- _Text provided_:

↓

Dispute Resolution under the Companies Act, 2017

By Asad Ladha | Partner, Islamabad

The Companies Act, 2017 (“the 2017 Act”), which came into force on 30 May 2017, has introduced a plethora of amendments to the now repealed Companies Ordinance, 1984 (“the 1984 Ordinance”). This briefing focuses on the amendments relating to dispute resolution and discusses the impact on potential litigants under the new regime.

Jurisdictional Amendments

Section 5 of the 2017 Act has clarified that jurisdiction in matters under the 2017 Act rests with the High Court having jurisdiction in the place where the registered office of the company is situated. In particular, Section 5(2) of the 2017 Act expressly excludes the jurisdiction of civil courts and all other courts to entertain any suits or proceedings in respect of any matter that the High Court is empowered to determine by or under the 2017 Act.

Previously, under the 1984 Ordinance, the Federal Government was authorised to empower any civil court to exercise all or any jurisdiction that was conferred upon the High Court. The 1984 Ordinance also provided that proceedings would not be invalidated if they were taken in a court other than the High Court or any other court so empowered by the Federal Government. Conflicting superior court judgments in relation to the matters that fell under the jurisdictions of the civil court and the High Court fuelled the confusion as to the applicability of the law.

↑

- _Data provided_:
↓

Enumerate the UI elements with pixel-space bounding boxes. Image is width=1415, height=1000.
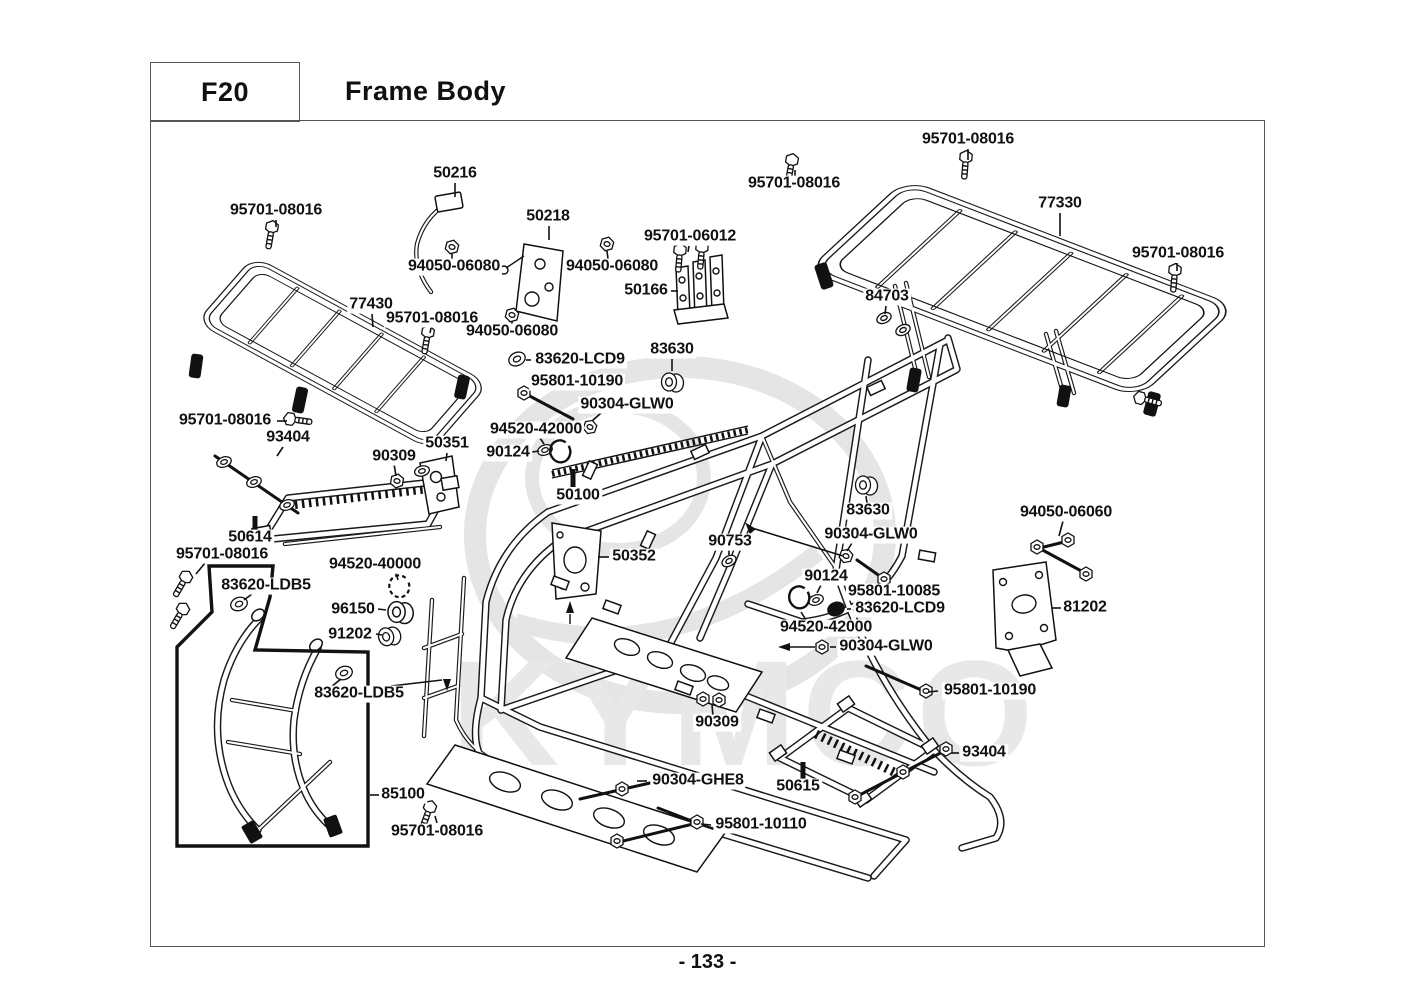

↑

- _Problems to solve_:
a – According to the briefing on dispute resolution under the Companies Act, 2017, on what date did the 2017 Act come into force?
b – Carry on the Companies Act, 2017 dispute resolution briefing from the point where it stops.

- _Expected answers_:
a – 30 May 2017.

b –
Section 5 of the 2017 Act, by excluding the jurisdiction of all other courts, removes the confusion about choice of forum, provides certainty for litigants, and prevents scattered litigation.

Stipulated Time Limits

Section 6 of the 2017 Act stipulates strict time limits for the filing of pleadings. For example, a respondent is required to file a written reply and particulars of set-off (if any) within 30 days of first being served with a petition or application. However, it may be noted that such timelines are also stated in other statutes but are seldom enforced.

Case Management

Section 6 of the 2017 Act further demonstrates an intention on the part of the legislature to encourage and ensure the timely hearing and conclusion of cases and penalise delays. Further, the High Court is required to decide matters in a summary manner and pass final orders on the basis of the documents and affidavits placed before the court by the parties. Section 6(11) of the 2017 Act requires that a petition presented before the court shall be decided within a period of 120 days from the presentation of the case.

Section 6(2) of the 2017 Act empowers the court to take notice of, and take serious action against, any misstatement and/or material non-disclosure of facts by any party to the proceedings, which includes dismissing the petition/application, closing the right of defence of the respondent and imposing costs and/or a fine. The court may also proceed to pass a final order.

Appeals from the High Court’s Orders and Judgements

Section 6(14) of the 2017 Act states that any challenge to a judgment or final order of the Court is to be by way of a petition for leave to appeal to the Supreme Court of Pakistan within 60 days of the passing of the judgment or order under challenge. Previously, under Section 10 of the 1984 Ordinance, whether an appeal or a petition for leave to appeal against an Order of the High Court lay before the Supreme Court was a question to be determined by the paid-up capital of the company in question.

Whereas under the 1984 Ordinance, orders of the Court (other than final orders) were appealable to the Supreme Court, under Section 6(14) of the 2017 Act, no appeal or petition now lies against any interlocutory order of the High Court.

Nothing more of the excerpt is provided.